• [What this task involves]:
Show every line below where "Phone" can be found.

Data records
____
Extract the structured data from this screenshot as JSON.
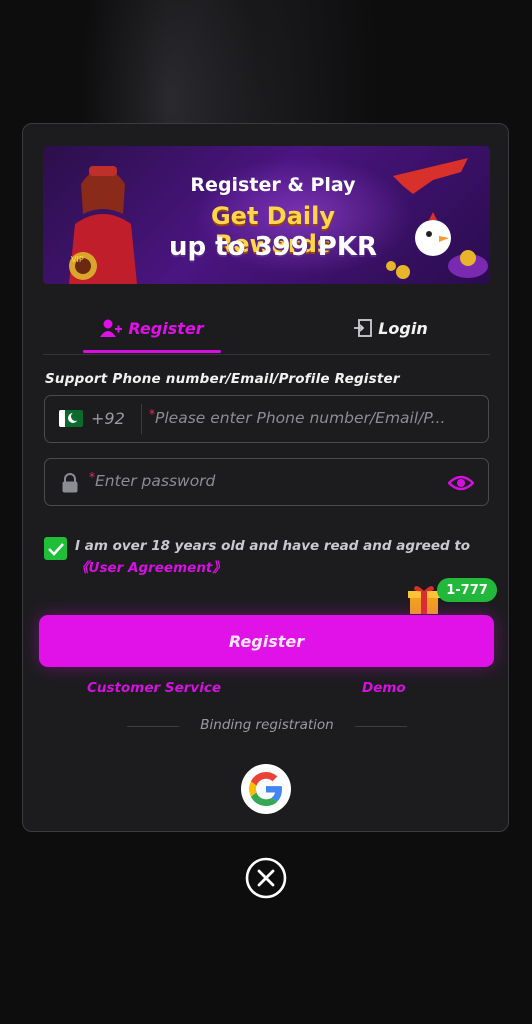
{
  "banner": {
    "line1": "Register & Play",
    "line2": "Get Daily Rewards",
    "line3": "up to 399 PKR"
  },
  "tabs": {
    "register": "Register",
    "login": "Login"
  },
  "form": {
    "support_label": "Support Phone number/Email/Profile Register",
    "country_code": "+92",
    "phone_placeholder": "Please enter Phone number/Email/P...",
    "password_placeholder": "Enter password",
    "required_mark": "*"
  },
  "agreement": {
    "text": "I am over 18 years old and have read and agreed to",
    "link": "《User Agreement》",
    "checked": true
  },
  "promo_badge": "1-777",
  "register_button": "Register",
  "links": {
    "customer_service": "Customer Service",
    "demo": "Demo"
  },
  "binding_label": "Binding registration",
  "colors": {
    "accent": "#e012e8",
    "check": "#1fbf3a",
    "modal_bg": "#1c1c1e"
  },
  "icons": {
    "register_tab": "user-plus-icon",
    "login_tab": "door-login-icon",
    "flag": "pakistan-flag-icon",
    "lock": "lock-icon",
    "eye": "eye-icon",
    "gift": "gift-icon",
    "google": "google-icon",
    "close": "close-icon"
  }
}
____
• [Result]:
    "support_label": "Support Phone number/Email/Profile Register",
    "phone_placeholder": "Please enter Phone number/Email/P...",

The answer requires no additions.